**Work to complete:**
Say how many lines of the listing below contain "rows", giving the number and nothing else.

**Records:**
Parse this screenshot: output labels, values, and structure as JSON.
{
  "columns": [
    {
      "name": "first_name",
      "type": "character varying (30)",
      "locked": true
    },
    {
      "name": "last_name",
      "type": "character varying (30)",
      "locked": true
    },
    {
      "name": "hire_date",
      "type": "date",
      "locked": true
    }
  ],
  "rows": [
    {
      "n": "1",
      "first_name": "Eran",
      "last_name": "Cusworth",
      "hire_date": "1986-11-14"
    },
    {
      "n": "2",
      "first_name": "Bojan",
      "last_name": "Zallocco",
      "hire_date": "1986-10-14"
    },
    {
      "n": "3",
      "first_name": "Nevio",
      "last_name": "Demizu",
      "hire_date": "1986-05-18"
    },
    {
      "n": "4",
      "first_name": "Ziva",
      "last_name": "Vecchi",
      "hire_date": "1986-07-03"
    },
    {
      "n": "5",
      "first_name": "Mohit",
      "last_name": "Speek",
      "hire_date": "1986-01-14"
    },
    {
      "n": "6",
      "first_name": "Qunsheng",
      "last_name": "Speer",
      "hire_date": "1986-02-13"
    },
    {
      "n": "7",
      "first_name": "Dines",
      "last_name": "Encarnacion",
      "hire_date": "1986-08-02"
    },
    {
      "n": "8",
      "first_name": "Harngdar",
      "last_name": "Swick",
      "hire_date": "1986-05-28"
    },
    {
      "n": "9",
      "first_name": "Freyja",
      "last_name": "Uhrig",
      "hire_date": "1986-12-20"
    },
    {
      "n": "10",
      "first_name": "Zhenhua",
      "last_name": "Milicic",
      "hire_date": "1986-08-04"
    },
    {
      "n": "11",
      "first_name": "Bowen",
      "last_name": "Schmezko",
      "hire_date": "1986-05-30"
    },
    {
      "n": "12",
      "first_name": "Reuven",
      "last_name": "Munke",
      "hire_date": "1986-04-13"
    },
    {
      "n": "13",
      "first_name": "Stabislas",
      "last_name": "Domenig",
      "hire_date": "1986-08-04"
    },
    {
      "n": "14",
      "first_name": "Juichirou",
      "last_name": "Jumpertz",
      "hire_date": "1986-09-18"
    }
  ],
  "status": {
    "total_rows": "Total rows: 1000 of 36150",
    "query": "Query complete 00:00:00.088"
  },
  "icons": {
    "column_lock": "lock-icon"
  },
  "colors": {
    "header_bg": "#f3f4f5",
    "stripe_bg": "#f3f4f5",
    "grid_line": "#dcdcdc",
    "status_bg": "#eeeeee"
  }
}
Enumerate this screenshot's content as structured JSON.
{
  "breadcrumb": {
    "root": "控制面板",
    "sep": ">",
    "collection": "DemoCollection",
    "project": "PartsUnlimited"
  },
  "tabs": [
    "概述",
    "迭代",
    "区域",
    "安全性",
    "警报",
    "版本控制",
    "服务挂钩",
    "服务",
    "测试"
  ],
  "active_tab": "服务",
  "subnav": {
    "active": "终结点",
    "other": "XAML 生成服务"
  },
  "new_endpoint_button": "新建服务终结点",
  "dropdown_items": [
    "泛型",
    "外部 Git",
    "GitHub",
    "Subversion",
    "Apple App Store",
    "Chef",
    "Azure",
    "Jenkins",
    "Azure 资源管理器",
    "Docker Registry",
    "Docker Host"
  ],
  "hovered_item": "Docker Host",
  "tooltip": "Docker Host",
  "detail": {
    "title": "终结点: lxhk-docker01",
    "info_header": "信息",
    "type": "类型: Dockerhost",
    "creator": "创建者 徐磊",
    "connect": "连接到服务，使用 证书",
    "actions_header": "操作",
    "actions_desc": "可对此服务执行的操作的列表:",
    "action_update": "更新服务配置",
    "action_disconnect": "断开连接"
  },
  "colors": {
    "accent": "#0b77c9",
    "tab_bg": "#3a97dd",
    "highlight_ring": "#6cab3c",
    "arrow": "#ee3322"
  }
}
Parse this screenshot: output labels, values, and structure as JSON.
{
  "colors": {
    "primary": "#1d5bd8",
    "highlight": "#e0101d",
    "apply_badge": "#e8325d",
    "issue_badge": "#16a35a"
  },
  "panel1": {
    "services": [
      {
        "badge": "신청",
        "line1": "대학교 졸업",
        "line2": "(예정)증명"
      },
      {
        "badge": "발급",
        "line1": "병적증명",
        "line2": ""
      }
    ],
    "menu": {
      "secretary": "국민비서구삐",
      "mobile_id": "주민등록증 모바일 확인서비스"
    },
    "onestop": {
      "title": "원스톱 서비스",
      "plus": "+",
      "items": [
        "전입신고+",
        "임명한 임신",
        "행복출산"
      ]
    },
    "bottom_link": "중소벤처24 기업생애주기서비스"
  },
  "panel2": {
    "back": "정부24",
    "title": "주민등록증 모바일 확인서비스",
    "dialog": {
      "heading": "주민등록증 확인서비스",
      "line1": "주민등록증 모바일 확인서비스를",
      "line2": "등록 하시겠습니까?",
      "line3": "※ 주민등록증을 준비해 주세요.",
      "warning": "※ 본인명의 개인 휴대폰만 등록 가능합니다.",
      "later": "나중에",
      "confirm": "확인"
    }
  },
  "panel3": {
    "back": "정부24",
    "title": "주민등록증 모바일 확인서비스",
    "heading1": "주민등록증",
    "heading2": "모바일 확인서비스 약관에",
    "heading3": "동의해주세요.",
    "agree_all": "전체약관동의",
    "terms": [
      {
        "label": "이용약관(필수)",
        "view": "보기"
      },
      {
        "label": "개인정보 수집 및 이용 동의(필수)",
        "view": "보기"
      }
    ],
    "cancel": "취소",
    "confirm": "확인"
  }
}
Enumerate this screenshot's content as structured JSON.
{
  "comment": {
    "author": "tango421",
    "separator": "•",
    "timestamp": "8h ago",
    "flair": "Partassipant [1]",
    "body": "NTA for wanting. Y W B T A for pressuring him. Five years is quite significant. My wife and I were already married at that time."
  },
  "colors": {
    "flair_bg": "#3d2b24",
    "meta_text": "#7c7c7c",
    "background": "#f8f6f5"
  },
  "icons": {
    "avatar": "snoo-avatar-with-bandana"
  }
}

**Exercise solution:**
2